++++ Stored data
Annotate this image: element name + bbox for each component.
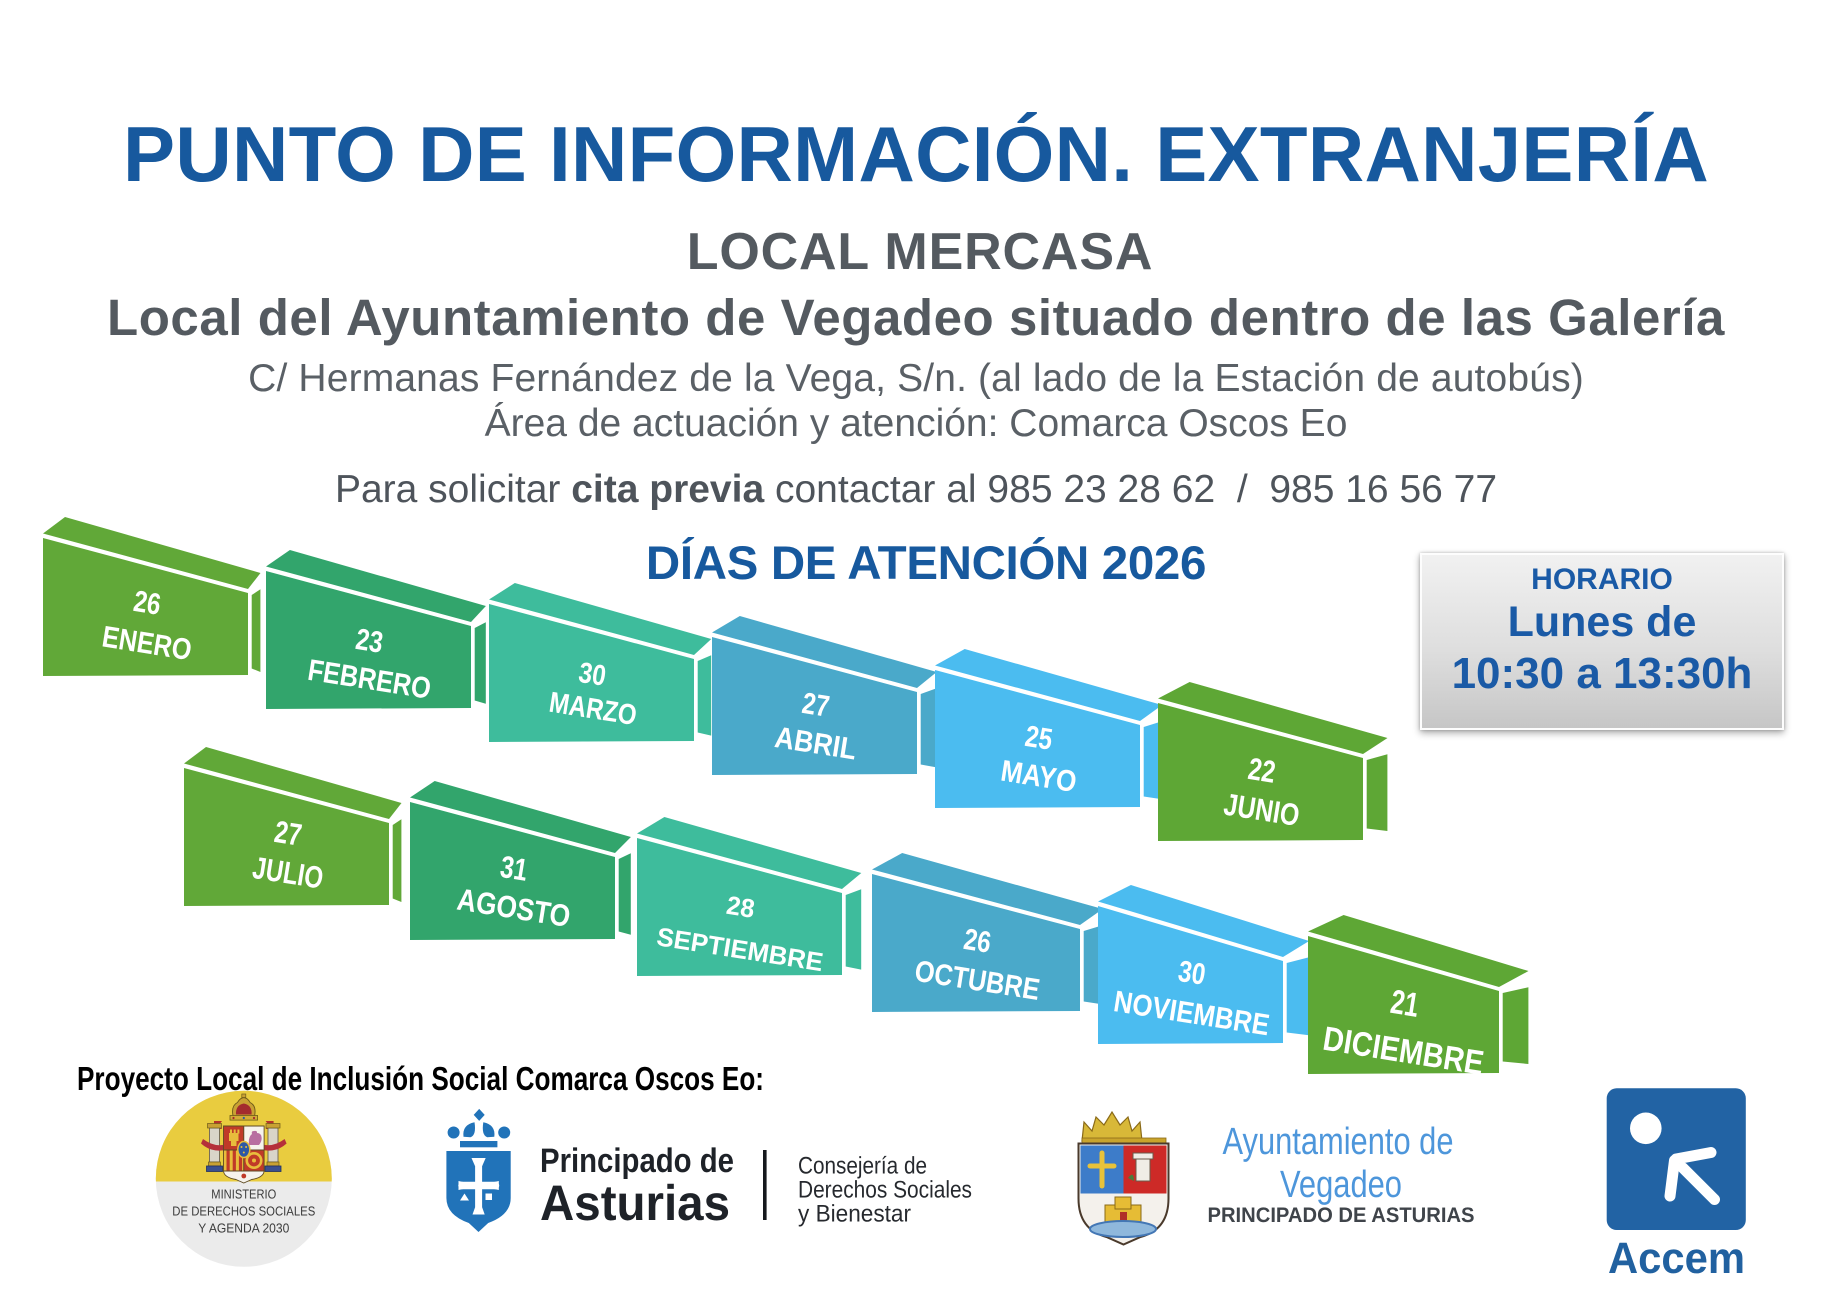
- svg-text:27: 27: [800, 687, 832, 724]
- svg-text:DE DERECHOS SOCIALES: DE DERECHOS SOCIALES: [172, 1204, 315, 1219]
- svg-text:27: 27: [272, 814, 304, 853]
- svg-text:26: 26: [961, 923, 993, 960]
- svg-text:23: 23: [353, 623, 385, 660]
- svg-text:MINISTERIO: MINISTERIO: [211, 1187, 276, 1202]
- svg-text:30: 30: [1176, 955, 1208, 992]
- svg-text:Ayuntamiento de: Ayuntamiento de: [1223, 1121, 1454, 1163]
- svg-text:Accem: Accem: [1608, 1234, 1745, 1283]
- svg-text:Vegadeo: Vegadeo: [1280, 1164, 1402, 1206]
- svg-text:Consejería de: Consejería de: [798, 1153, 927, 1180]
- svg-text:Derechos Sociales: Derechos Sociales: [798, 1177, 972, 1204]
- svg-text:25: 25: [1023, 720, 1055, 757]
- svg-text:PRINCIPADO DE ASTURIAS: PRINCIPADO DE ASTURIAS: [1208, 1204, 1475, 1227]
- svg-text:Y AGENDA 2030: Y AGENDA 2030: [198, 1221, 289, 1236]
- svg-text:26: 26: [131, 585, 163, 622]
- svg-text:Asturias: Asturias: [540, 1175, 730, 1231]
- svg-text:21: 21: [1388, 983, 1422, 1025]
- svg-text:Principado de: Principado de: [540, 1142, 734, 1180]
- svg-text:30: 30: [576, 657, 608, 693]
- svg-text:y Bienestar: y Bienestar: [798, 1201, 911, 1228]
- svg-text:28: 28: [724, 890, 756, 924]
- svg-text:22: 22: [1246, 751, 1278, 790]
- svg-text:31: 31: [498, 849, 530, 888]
++++++++
→ Exercise aim
Please recast all the lines above as a numbered list, leaving out blank lines and the pictures.

→ The result
1. Annotate this image: element name + bbox for each component.
2. - svg-text:27: 27: [800, 687, 832, 724]
3. - svg-text:DE DERECHOS SOCIALES: DE DERECHOS SOCIALES: [172, 1204, 315, 1219]
4. - svg-text:27: 27: [272, 814, 304, 853]
5. - svg-text:26: 26: [961, 923, 993, 960]
6. - svg-text:23: 23: [353, 623, 385, 660]
7. - svg-text:MINISTERIO: MINISTERIO: [211, 1187, 276, 1202]
8. - svg-text:30: 30: [1176, 955, 1208, 992]
9. - svg-text:Ayuntamiento de: Ayuntamiento de: [1223, 1121, 1454, 1163]
10. - svg-text:Accem: Accem: [1608, 1234, 1745, 1283]
11. - svg-text:Vegadeo: Vegadeo: [1280, 1164, 1402, 1206]
12. - svg-text:Consejería de: Consejería de: [798, 1153, 927, 1180]
13. - svg-text:Derechos Sociales: Derechos Sociales: [798, 1177, 972, 1204]
14. - svg-text:25: 25: [1023, 720, 1055, 757]
15. - svg-text:PRINCIPADO DE ASTURIAS: PRINCIPADO DE ASTURIAS: [1208, 1204, 1475, 1227]
16. - svg-text:Y AGENDA 2030: Y AGENDA 2030: [198, 1221, 289, 1236]
17. - svg-text:26: 26: [131, 585, 163, 622]
18. - svg-text:Asturias: Asturias: [540, 1175, 730, 1231]
19. - svg-text:21: 21: [1388, 983, 1422, 1025]
20. - svg-text:Principado de: Principado de: [540, 1142, 734, 1180]
21. - svg-text:30: 30: [576, 657, 608, 693]
22. - svg-text:y Bienestar: y Bienestar: [798, 1201, 911, 1228]
23. - svg-text:28: 28: [724, 890, 756, 924]
24. - svg-text:22: 22: [1246, 751, 1278, 790]
25. - svg-text:31: 31: [498, 849, 530, 888]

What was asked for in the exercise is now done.